[START]

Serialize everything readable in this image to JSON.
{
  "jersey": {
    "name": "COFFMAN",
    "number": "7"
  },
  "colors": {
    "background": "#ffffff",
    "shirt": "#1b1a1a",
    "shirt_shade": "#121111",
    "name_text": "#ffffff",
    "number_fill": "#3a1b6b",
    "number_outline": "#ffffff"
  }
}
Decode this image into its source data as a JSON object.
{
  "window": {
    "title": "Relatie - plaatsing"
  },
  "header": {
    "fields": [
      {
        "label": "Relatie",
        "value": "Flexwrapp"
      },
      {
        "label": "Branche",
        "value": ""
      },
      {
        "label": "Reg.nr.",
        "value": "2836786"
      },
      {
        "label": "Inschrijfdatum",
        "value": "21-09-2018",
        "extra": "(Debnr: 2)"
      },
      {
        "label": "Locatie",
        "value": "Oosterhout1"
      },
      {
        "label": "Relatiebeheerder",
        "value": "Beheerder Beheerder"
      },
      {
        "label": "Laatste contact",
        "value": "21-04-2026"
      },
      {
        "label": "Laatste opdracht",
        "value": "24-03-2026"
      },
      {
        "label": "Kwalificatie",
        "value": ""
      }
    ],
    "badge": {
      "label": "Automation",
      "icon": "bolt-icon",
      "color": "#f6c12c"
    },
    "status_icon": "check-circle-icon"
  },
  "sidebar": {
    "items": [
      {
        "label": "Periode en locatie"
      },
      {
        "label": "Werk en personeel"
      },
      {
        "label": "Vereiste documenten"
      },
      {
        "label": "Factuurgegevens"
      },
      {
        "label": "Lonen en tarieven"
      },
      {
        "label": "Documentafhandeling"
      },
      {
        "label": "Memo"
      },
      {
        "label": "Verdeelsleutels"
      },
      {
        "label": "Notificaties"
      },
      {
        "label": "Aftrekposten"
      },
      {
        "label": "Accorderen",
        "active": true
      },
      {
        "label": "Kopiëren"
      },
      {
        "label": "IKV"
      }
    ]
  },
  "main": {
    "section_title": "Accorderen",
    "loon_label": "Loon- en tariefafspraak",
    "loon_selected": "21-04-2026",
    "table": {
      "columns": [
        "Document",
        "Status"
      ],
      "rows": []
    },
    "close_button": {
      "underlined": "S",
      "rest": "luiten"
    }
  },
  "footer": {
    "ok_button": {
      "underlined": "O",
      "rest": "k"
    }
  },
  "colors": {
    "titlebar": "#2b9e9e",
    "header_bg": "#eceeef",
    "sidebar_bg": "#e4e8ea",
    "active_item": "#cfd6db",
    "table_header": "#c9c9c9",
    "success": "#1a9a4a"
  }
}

[END]

● **TO DO**:
Please quote the data above in full, with no line missing.

● **FULL OUTPUT**:
Serialize everything readable in this image to JSON.
{
  "jersey": {
    "name": "COFFMAN",
    "number": "7"
  },
  "colors": {
    "background": "#ffffff",
    "shirt": "#1b1a1a",
    "shirt_shade": "#121111",
    "name_text": "#ffffff",
    "number_fill": "#3a1b6b",
    "number_outline": "#ffffff"
  }
}
Decode this image into its source data as a JSON object.
{
  "window": {
    "title": "Relatie - plaatsing"
  },
  "header": {
    "fields": [
      {
        "label": "Relatie",
        "value": "Flexwrapp"
      },
      {
        "label": "Branche",
        "value": ""
      },
      {
        "label": "Reg.nr.",
        "value": "2836786"
      },
      {
        "label": "Inschrijfdatum",
        "value": "21-09-2018",
        "extra": "(Debnr: 2)"
      },
      {
        "label": "Locatie",
        "value": "Oosterhout1"
      },
      {
        "label": "Relatiebeheerder",
        "value": "Beheerder Beheerder"
      },
      {
        "label": "Laatste contact",
        "value": "21-04-2026"
      },
      {
        "label": "Laatste opdracht",
        "value": "24-03-2026"
      },
      {
        "label": "Kwalificatie",
        "value": ""
      }
    ],
    "badge": {
      "label": "Automation",
      "icon": "bolt-icon",
      "color": "#f6c12c"
    },
    "status_icon": "check-circle-icon"
  },
  "sidebar": {
    "items": [
      {
        "label": "Periode en locatie"
      },
      {
        "label": "Werk en personeel"
      },
      {
        "label": "Vereiste documenten"
      },
      {
        "label": "Factuurgegevens"
      },
      {
        "label": "Lonen en tarieven"
      },
      {
        "label": "Documentafhandeling"
      },
      {
        "label": "Memo"
      },
      {
        "label": "Verdeelsleutels"
      },
      {
        "label": "Notificaties"
      },
      {
        "label": "Aftrekposten"
      },
      {
        "label": "Accorderen",
        "active": true
      },
      {
        "label": "Kopiëren"
      },
      {
        "label": "IKV"
      }
    ]
  },
  "main": {
    "section_title": "Accorderen",
    "loon_label": "Loon- en tariefafspraak",
    "loon_selected": "21-04-2026",
    "table": {
      "columns": [
        "Document",
        "Status"
      ],
      "rows": []
    },
    "close_button": {
      "underlined": "S",
      "rest": "luiten"
    }
  },
  "footer": {
    "ok_button": {
      "underlined": "O",
      "rest": "k"
    }
  },
  "colors": {
    "titlebar": "#2b9e9e",
    "header_bg": "#eceeef",
    "sidebar_bg": "#e4e8ea",
    "active_item": "#cfd6db",
    "table_header": "#c9c9c9",
    "success": "#1a9a4a"
  }
}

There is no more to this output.